Write out all the lines again, precisely as they stand, but without the images.

RECORDS TO USE
-*-
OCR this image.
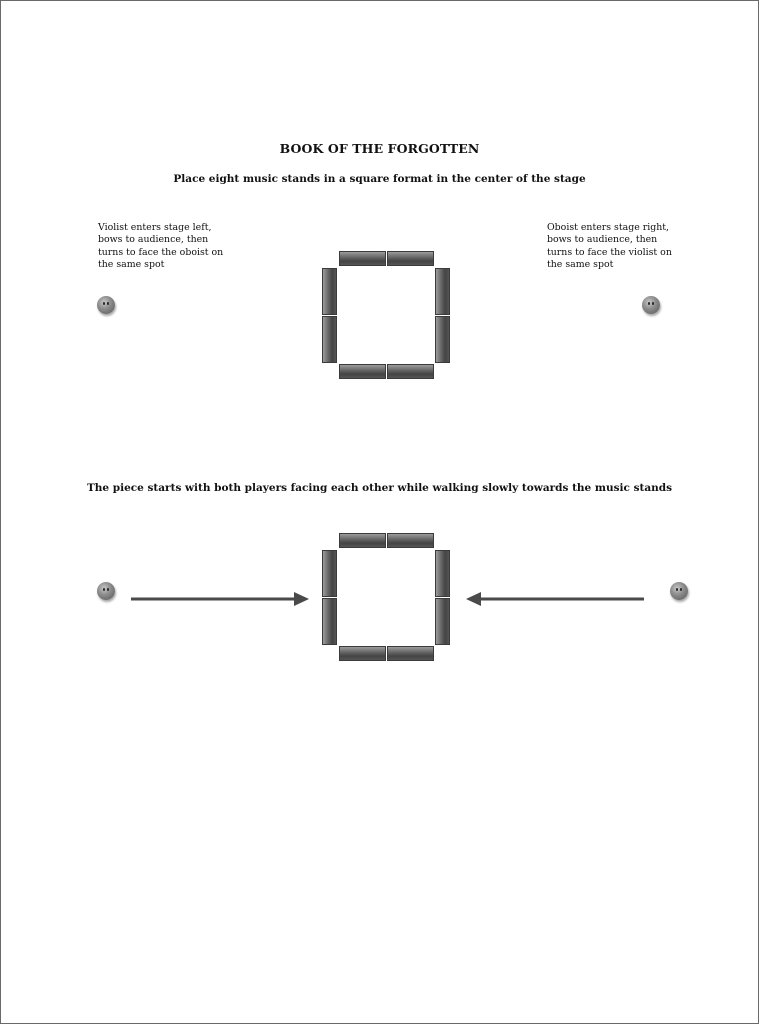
BOOK OF THE FORGOTTEN
Place eight music stands in a square format in the center of the stage
Violist enters stage left,
bows to audience, then
turns to face the oboist on
the same spot
Oboist enters stage right,
bows to audience, then
turns to face the violist on
the same spot
The piece starts with both players facing each other while walking slowly towards the music stands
-*-
REPLY TO THE EXERCISE
OCR this image.
BOOK OF THE FORGOTTEN
Place eight music stands in a square format in the center of the stage
Violist enters stage left,
bows to audience, then
turns to face the oboist on
the same spot
Oboist enters stage right,
bows to audience, then
turns to face the violist on
the same spot
The piece starts with both players facing each other while walking slowly towards the music stands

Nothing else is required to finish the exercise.